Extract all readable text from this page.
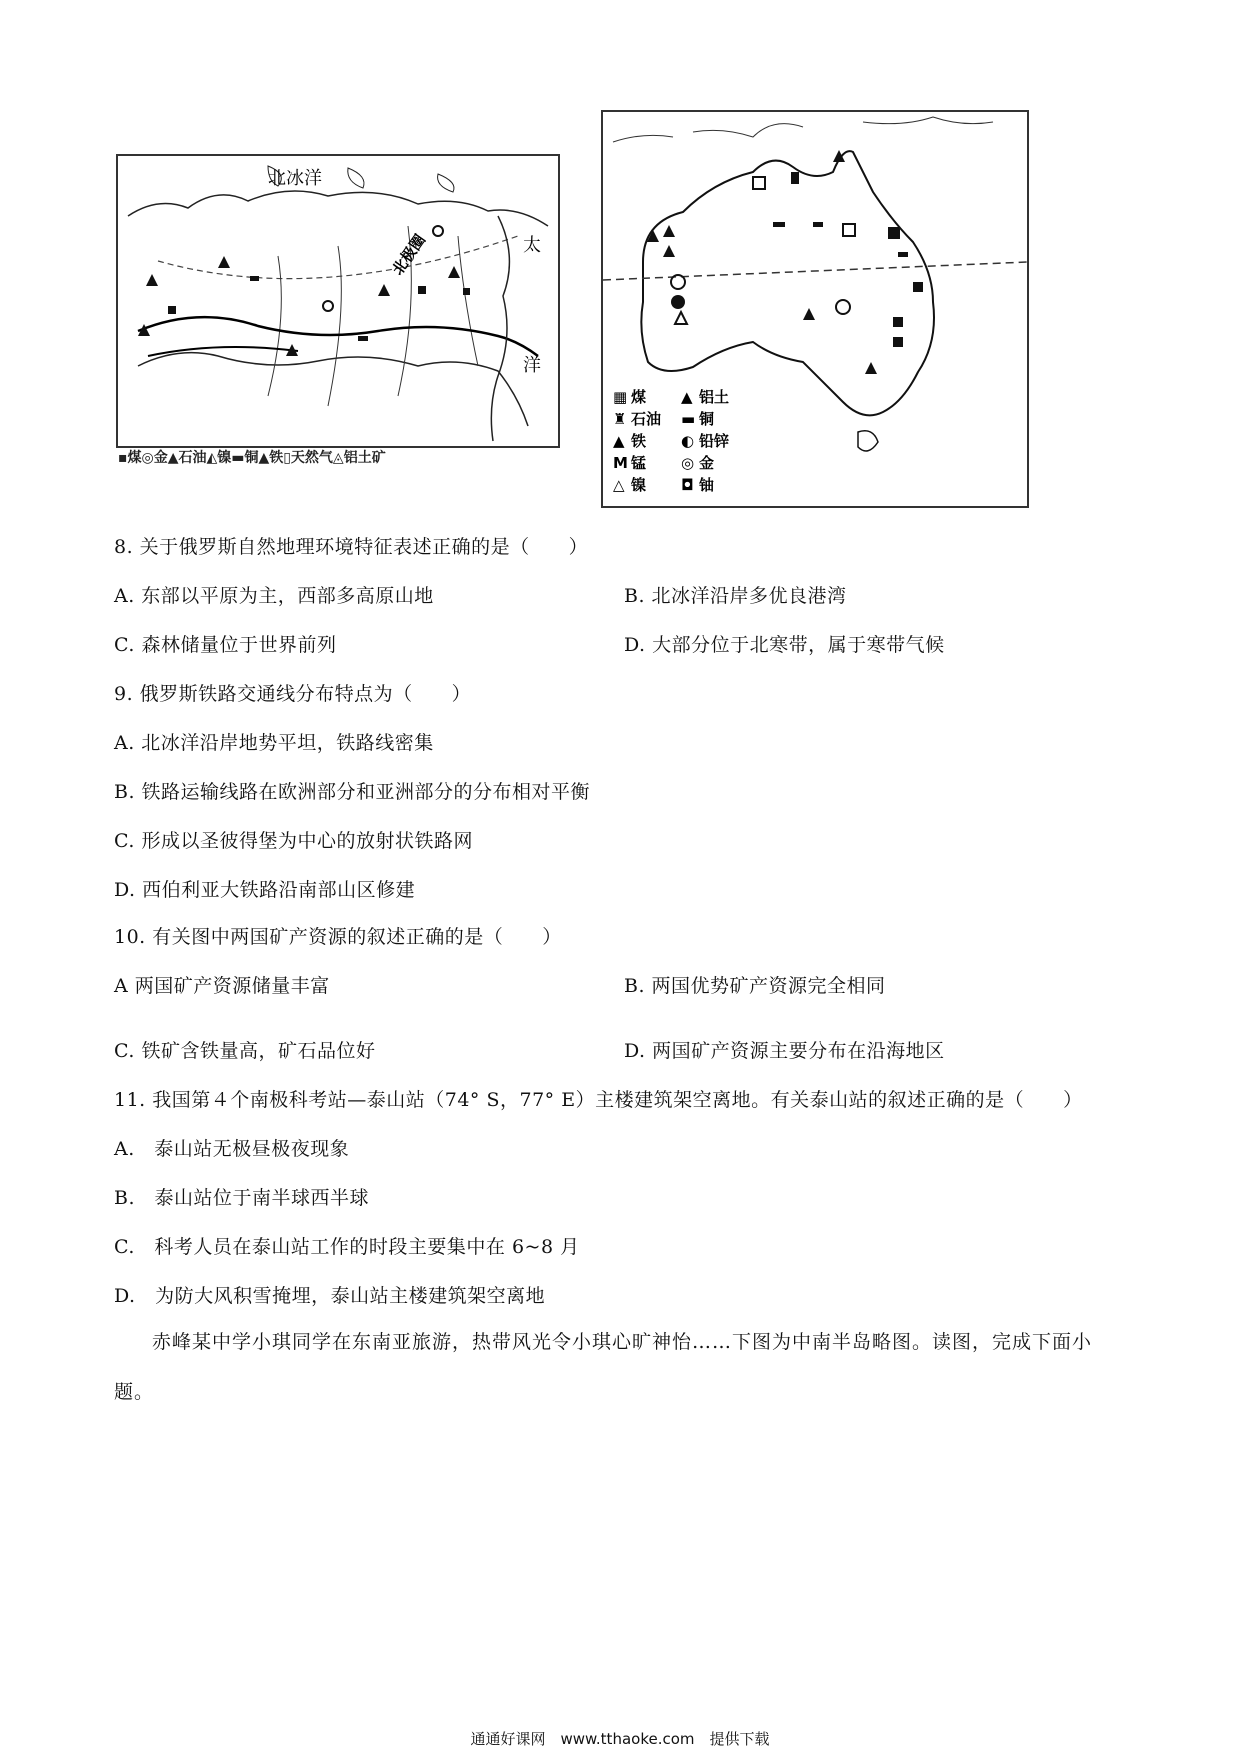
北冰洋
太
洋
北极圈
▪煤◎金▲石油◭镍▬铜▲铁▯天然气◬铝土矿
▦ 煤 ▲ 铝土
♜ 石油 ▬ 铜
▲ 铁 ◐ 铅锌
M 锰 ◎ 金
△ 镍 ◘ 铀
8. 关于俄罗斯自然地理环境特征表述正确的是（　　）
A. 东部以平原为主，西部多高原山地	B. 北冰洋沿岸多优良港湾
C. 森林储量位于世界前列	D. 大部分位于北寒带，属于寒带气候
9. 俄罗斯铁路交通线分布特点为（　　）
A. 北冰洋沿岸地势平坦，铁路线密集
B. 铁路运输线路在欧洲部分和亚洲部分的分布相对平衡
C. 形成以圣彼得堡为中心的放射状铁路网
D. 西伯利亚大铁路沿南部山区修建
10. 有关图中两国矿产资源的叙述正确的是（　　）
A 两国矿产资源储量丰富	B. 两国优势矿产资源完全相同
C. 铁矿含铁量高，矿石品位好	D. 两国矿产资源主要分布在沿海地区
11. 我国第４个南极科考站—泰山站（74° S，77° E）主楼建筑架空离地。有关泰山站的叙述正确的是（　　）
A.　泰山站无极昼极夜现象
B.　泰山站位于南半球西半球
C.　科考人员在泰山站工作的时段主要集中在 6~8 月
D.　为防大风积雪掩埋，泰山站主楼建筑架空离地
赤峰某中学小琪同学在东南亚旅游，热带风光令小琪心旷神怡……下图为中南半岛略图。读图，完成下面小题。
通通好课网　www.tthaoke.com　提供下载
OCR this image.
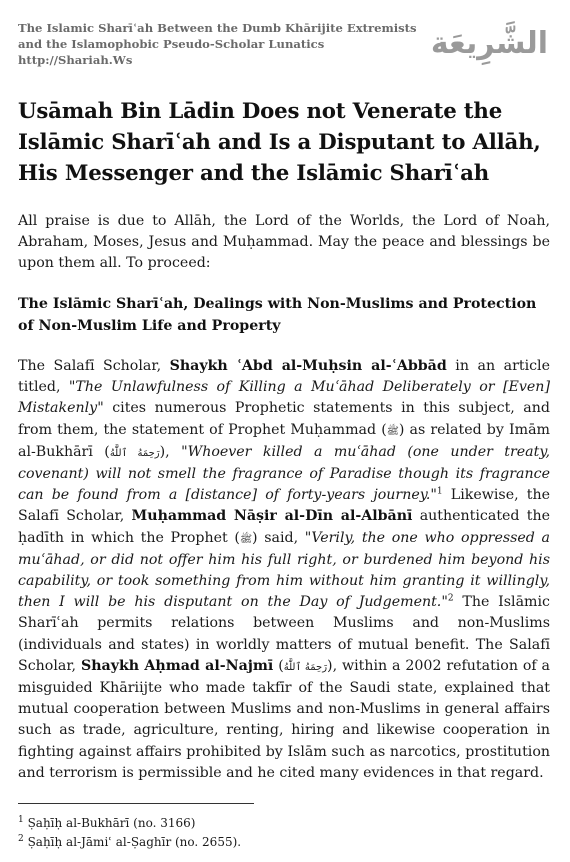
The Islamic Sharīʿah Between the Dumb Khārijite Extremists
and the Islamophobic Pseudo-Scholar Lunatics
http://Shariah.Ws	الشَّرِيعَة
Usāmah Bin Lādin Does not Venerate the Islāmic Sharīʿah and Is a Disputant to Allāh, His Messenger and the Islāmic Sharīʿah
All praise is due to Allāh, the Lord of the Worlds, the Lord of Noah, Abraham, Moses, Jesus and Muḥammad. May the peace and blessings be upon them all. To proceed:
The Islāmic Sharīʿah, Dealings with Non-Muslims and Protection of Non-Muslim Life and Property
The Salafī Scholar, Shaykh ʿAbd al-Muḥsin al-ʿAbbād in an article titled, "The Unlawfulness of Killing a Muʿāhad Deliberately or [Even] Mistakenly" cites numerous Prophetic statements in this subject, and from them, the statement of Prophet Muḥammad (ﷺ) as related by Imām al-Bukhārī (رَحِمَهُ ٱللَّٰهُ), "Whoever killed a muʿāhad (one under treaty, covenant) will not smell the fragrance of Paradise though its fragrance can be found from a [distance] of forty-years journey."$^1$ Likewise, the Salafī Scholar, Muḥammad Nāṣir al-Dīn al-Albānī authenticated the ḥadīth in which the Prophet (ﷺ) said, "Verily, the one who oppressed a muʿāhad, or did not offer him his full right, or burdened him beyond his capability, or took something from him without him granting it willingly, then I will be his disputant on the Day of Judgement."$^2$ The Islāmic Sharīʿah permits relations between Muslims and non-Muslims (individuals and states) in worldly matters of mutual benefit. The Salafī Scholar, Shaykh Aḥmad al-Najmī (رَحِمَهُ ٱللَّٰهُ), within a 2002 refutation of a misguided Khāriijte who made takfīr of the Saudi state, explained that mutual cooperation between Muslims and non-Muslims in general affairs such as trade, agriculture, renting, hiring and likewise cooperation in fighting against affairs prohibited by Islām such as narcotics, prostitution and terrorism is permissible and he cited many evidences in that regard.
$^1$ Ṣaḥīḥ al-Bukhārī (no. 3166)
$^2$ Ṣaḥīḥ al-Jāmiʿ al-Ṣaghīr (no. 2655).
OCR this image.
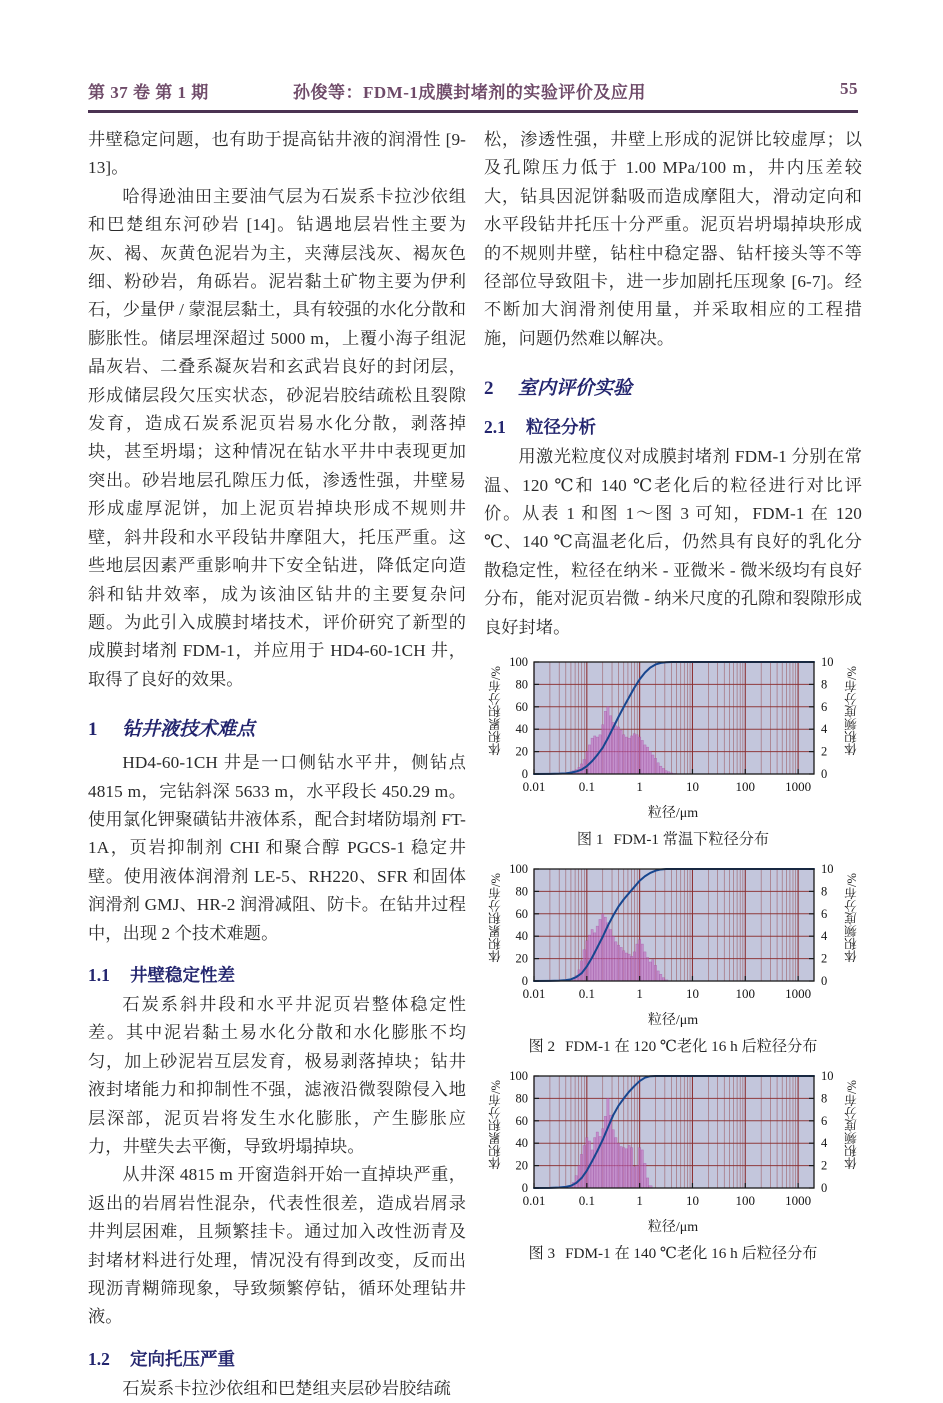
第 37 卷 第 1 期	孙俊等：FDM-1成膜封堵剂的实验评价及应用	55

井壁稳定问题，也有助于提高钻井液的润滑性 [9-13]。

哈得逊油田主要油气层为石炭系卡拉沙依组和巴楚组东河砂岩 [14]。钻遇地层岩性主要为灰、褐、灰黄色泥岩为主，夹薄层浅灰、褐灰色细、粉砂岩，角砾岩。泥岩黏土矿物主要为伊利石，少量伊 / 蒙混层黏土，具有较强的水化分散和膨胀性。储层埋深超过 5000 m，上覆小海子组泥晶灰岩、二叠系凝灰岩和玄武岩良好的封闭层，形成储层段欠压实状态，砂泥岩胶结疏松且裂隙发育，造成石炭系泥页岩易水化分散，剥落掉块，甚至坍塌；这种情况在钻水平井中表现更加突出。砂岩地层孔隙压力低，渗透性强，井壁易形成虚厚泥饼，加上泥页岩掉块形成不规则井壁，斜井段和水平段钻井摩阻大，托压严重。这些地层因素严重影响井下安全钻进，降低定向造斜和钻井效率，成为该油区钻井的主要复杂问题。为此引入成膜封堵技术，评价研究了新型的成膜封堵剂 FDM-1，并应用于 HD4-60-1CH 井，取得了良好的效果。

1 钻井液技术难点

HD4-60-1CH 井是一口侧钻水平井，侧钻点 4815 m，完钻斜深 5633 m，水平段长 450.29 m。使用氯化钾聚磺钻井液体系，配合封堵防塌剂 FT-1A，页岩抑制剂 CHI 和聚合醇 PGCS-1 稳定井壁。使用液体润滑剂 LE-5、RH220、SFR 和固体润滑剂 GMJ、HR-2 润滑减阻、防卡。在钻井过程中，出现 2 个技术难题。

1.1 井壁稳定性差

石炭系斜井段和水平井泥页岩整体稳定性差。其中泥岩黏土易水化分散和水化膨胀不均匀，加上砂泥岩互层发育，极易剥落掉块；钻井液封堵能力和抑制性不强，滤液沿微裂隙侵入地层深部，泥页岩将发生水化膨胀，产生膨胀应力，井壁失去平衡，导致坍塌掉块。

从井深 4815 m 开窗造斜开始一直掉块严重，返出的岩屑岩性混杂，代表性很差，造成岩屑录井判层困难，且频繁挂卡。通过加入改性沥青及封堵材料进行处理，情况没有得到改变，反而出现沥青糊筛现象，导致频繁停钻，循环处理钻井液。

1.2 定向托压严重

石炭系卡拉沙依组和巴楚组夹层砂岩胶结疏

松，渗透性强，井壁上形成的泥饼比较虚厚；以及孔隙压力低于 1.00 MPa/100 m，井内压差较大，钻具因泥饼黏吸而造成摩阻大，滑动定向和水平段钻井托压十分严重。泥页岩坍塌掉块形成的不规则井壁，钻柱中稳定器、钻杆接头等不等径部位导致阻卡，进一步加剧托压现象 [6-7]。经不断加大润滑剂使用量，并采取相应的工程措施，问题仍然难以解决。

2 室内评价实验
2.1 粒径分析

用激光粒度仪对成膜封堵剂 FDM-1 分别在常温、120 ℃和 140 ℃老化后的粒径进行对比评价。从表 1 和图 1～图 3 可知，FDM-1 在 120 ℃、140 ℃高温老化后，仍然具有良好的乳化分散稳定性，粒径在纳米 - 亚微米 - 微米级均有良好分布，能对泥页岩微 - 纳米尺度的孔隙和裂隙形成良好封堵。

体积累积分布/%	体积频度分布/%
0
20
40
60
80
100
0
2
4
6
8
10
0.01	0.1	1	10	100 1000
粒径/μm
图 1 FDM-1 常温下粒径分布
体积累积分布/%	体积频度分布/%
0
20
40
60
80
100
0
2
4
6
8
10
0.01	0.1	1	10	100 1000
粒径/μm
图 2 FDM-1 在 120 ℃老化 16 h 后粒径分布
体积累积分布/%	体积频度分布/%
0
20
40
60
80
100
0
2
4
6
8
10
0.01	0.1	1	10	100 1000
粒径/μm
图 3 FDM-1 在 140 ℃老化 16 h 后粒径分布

- [PROBLEM]
Select every line in the records above that contains the word "渗透性强".

- [THE RESULT]
哈得逊油田主要油气层为石炭系卡拉沙依组和巴楚组东河砂岩 [14]。钻遇地层岩性主要为灰、褐、灰黄色泥岩为主，夹薄层浅灰、褐灰色细、粉砂岩，角砾岩。泥岩黏土矿物主要为伊利石，少量伊 / 蒙混层黏土，具有较强的水化分散和膨胀性。储层埋深超过 5000 m，上覆小海子组泥晶灰岩、二叠系凝灰岩和玄武岩良好的封闭层，形成储层段欠压实状态，砂泥岩胶结疏松且裂隙发育，造成石炭系泥页岩易水化分散，剥落掉块，甚至坍塌；这种情况在钻水平井中表现更加突出。砂岩地层孔隙压力低，渗透性强，井壁易形成虚厚泥饼，加上泥页岩掉块形成不规则井壁，斜井段和水平段钻井摩阻大，托压严重。这些地层因素严重影响井下安全钻进，降低定向造斜和钻井效率，成为该油区钻井的主要复杂问题。为此引入成膜封堵技术，评价研究了新型的成膜封堵剂 FDM-1，并应用于 HD4-60-1CH 井，取得了良好的效果。
松，渗透性强，井壁上形成的泥饼比较虚厚；以及孔隙压力低于 1.00 MPa/100 m，井内压差较大，钻具因泥饼黏吸而造成摩阻大，滑动定向和水平段钻井托压十分严重。泥页岩坍塌掉块形成的不规则井壁，钻柱中稳定器、钻杆接头等不等径部位导致阻卡，进一步加剧托压现象 [6-7]。经不断加大润滑剂使用量，并采取相应的工程措施，问题仍然难以解决。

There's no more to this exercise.